*What is being asked:* Look for the string "thumb" in the lines and copy each line that has it.

*Entries shown:*
--------------------------------

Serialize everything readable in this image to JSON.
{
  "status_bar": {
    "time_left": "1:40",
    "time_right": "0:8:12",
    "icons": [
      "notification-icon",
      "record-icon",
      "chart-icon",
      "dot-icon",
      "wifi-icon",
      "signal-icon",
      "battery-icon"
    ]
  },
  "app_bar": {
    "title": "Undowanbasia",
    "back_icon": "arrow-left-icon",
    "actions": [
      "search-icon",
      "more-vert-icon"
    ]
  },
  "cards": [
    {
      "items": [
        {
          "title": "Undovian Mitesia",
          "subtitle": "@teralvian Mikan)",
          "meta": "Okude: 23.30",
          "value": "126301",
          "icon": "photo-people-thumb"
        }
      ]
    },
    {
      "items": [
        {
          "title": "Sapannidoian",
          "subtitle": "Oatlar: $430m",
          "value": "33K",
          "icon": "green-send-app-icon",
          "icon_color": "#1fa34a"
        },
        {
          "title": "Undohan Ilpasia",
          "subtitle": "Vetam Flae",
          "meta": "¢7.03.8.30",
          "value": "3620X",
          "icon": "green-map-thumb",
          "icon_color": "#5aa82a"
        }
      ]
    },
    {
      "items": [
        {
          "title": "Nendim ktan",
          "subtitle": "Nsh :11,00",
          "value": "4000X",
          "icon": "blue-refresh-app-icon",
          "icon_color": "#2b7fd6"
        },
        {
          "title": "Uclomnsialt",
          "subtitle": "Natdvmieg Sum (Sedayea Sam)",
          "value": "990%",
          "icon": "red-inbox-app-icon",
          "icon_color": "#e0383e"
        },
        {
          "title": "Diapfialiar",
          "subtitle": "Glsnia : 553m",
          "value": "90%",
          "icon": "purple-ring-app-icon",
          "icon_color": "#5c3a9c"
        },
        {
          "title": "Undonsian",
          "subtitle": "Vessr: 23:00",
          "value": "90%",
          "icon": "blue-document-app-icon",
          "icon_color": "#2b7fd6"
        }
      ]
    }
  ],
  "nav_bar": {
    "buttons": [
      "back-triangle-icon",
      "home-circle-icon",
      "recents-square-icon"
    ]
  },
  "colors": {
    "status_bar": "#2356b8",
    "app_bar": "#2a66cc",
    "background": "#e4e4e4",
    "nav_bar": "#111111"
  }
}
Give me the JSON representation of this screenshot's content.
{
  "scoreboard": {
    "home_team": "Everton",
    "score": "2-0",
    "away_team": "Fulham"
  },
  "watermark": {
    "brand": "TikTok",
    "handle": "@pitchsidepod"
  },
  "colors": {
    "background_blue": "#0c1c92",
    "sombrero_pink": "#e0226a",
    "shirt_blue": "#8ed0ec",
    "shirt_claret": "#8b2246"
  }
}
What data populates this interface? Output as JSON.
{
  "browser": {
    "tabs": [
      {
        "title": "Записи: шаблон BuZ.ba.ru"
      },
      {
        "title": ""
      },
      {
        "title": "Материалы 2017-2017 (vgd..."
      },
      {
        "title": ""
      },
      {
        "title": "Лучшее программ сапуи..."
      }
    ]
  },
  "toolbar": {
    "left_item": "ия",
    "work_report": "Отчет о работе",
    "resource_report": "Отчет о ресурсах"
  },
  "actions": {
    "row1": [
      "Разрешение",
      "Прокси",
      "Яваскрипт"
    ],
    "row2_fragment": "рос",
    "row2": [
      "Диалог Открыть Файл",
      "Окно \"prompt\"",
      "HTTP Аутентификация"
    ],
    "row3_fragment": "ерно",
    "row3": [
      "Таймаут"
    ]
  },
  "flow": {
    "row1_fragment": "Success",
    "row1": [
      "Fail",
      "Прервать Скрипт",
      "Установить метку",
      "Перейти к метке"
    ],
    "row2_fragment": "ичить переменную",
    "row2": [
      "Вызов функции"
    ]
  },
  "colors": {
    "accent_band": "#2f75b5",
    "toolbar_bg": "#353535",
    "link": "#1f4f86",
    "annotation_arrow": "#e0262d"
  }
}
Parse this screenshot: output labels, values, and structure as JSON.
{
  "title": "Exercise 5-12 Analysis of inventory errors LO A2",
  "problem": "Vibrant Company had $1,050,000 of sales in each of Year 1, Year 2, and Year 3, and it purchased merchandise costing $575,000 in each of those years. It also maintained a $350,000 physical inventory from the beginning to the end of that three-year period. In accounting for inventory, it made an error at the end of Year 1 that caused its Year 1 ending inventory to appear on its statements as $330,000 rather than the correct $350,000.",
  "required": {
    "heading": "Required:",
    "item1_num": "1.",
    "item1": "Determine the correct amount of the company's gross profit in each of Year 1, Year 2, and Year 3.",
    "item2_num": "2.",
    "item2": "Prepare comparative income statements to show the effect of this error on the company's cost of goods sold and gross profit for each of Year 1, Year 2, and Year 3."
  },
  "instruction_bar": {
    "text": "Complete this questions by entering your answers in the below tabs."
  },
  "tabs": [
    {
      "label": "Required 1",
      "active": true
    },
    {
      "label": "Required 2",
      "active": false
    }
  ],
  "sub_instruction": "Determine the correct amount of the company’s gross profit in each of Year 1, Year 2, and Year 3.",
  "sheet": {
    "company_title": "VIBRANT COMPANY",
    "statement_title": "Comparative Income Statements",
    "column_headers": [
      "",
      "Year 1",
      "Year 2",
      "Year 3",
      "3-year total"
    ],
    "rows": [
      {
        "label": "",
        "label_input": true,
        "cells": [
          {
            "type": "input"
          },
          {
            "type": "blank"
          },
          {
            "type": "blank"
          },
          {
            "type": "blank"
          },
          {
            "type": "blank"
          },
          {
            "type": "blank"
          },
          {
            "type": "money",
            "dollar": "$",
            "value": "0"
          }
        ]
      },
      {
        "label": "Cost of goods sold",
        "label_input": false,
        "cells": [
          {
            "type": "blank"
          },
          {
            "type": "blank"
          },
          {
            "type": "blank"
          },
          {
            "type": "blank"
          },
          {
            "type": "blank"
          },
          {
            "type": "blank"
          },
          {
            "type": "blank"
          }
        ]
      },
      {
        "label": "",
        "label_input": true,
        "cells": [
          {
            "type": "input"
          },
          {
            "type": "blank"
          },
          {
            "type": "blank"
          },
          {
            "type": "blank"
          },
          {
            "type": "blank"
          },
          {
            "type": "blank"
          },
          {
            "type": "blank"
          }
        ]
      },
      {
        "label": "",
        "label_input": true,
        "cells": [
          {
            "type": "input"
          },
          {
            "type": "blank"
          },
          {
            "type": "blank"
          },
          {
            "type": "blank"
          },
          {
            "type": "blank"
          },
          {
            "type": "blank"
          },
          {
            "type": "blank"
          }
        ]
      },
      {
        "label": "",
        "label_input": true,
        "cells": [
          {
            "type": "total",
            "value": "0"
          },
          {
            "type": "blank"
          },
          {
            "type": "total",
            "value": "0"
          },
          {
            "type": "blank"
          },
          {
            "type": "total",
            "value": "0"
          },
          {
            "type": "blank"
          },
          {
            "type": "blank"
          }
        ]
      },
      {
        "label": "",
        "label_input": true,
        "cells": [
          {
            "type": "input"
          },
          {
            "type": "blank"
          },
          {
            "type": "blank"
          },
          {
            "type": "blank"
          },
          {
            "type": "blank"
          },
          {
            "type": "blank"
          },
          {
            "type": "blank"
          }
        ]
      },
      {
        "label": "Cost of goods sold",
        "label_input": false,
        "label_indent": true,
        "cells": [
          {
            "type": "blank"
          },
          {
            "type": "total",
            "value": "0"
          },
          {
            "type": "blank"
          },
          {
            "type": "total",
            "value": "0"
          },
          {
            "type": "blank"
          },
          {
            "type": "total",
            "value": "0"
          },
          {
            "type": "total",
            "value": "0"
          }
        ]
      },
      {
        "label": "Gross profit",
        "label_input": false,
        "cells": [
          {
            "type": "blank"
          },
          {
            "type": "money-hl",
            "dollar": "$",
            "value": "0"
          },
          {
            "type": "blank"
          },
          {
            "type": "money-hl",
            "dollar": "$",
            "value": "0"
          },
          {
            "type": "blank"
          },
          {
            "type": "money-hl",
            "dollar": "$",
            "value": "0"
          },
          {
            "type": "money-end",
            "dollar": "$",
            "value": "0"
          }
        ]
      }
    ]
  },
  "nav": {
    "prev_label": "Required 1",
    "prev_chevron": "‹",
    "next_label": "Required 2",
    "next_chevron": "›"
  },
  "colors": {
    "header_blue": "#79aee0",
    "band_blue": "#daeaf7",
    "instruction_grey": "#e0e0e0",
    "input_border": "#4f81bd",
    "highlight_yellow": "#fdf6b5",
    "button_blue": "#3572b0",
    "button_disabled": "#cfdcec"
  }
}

--------------------------------

*Answer in full:*
          "icon": "photo-people-thumb"
          "icon": "green-map-thumb",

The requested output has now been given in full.